DOCUMENT SEGMENT:
W e live surrounded by two worlds, the inner and the outer.
In our inner world, inside our home, it’s bright with a skylight and there’s electricity (as long as the sun keeps shining) and bright light bulbs to see by in the evening. There’s a fair stock of a decent variety of foods including many prized items sent from as far off as the US. There’s a small gas stove that makes boiling water or cooking food as simple as flipping a switch and lighting a match. We have enough different spices and sauces that we can adjust the flavors of our food to suit our tastes. There are chairs to sit on, a table to eat at, beds to sleep in, and even a couch to relax on. We have a computer that we can use for work or entertainment. Everything inside our house is arranged just the way we like it; all of our stuff is in its own place. A cool breeze often blows through our home, much better than outside in the sun. Most of all, English is spoken inside our home, in our inner world… there’s not much struggling to make sense of it; we understand innately.
In the outer world, it’s often hot, there’s a limited amount of shade and rarely anywhere to sit. Goats and cows and chickens roam by, destroying anything trying to grow, knocking down clotheslines, making a mess. There’s bits and pieces of trash scattered around every village. The “bush” (i.e., the scraggly forest) is full of stickers that scratch your legs and tear your clothes when walking from one place to another.

THE EXERCISE: Carry the passage on the inner and outer worlds further, picking up right after its final sentence. The entries placed after this point are separate material with no connection to the passage on the inner and outer worlds.

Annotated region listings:
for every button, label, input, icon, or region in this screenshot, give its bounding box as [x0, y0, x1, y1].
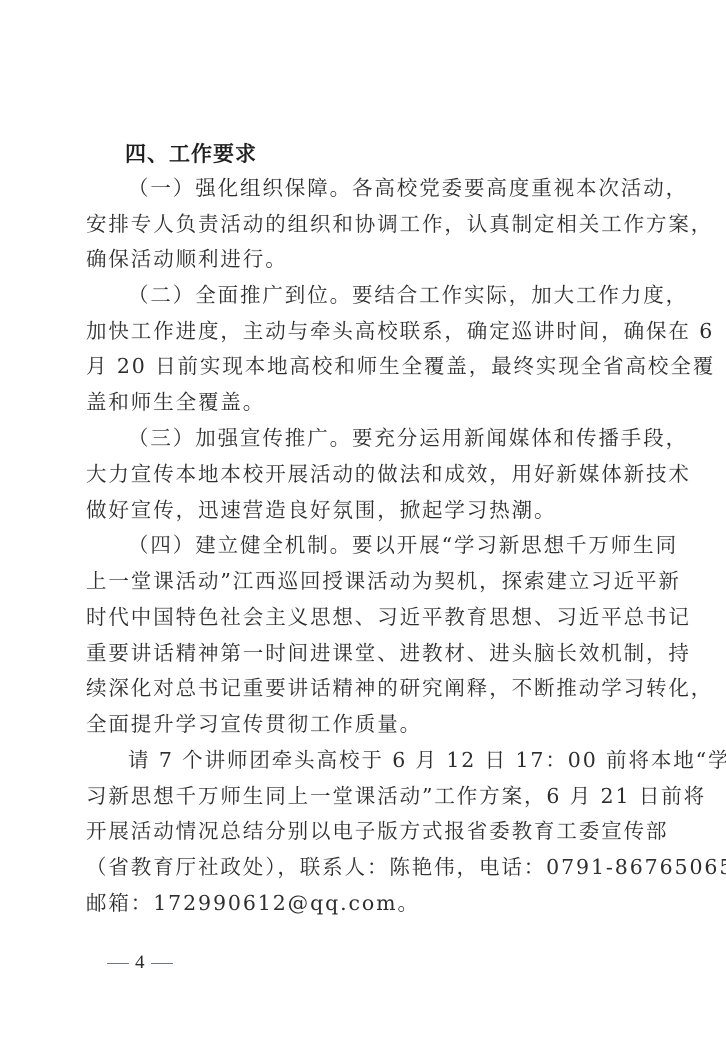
text-line: 月 20 日前实现本地高校和师生全覆盖，最终实现全省高校全覆	[86, 353, 646, 379]
text-line: （四）建立健全机制。要以开展“学习新思想千万师生同	[128, 532, 688, 558]
text-line: 盖和师生全覆盖。	[86, 389, 646, 415]
text-line: 做好宣传，迅速营造良好氛围，掀起学习热潮。	[86, 497, 646, 523]
text-line: 上一堂课活动”江西巡回授课活动为契机，探索建立习近平新	[86, 568, 646, 594]
text-line: （三）加强宣传推广。要充分运用新闻媒体和传播手段，	[128, 425, 688, 451]
text-line: 确保活动顺利进行。	[86, 246, 646, 272]
text-line: 加快工作进度，主动与牵头高校联系，确定巡讲时间，确保在 6	[86, 318, 646, 344]
text-line: 开展活动情况总结分别以电子版方式报省委教育工委宣传部	[86, 818, 646, 844]
text-line: 请 7 个讲师团牵头高校于 6 月 12 日 17：00 前将本地“学	[128, 747, 688, 773]
text-line: 重要讲话精神第一时间进课堂、进教材、进头脑长效机制，持	[86, 640, 646, 666]
text-line: 全面提升学习宣传贯彻工作质量。	[86, 711, 646, 737]
dash-left	[107, 963, 129, 965]
page-number: 4	[101, 952, 179, 974]
text-line: （省教育厅社政处），联系人：陈艳伟，电话：0791-86765065，	[86, 854, 646, 880]
text-line: 大力宣传本地本校开展活动的做法和成效，用好新媒体新技术	[86, 461, 646, 487]
text-line: （一）强化组织保障。各高校党委要高度重视本次活动，	[128, 175, 688, 201]
text-line: 时代中国特色社会主义思想、习近平教育思想、习近平总书记	[86, 604, 646, 630]
section-heading: 四、工作要求	[125, 138, 257, 168]
text-line: 习新思想千万师生同上一堂课活动”工作方案，6 月 21 日前将	[86, 783, 646, 809]
text-line: 安排专人负责活动的组织和协调工作，认真制定相关工作方案，	[86, 211, 646, 237]
text-line: 续深化对总书记重要讲话精神的研究阐释，不断推动学习转化，	[86, 675, 646, 701]
text-line: 邮箱：172990612@qq.com。	[86, 890, 646, 916]
document-page: 四、工作要求 （一）强化组织保障。各高校党委要高度重视本次活动， 安排专人负责活…	[0, 0, 726, 1050]
dash-right	[151, 963, 173, 965]
text-line: （二）全面推广到位。要结合工作实际，加大工作力度，	[128, 282, 688, 308]
page-number-value: 4	[135, 952, 145, 973]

TASK RESULT:
But what really makes the outer world distinct is the people who live in it. The Antakarana people, speaking a foreign language, telling convoluted stories about stolen fish; no matter how many new words we learn, the way they put them together just doesn’t make sense. And why tell that story in the first place? Their homes are small and dark and often falling apart. They chop wood every day to cook their food: mostly just dried small bony fish with steamed rice or boiled roots dug up from the forest. Their customs and rituals are strange, their taboos are everywhere and they seem to change every day. Supposedly this outer world is full of invisible ancestors keeping a close watch on everyone, making sure everything is arranged and organized just so and that no one steps out of line or violates a holy place… or else will face their wrath. There’s talk of other spirits out there too, but mostly just mumbles and rumors; I’m not really even sure.
Our inner world is peaceful, comfortable, and easy to understand. The outer world is foreign, strange, and full of unknown dangers invisible to the human eye. The only barrier between the two worlds is a couple doors and a few windows. There aren’t even any fences around our “yard” (or anyone’s house for that matter). Our front and back porch don’t even count as part of our inner world because Antakarana passersby often sit and gather there whether we’re in our home or not, as if it has nothing to do with us. The separation between all that we know and all that we don’t is very thin and precarious indeed.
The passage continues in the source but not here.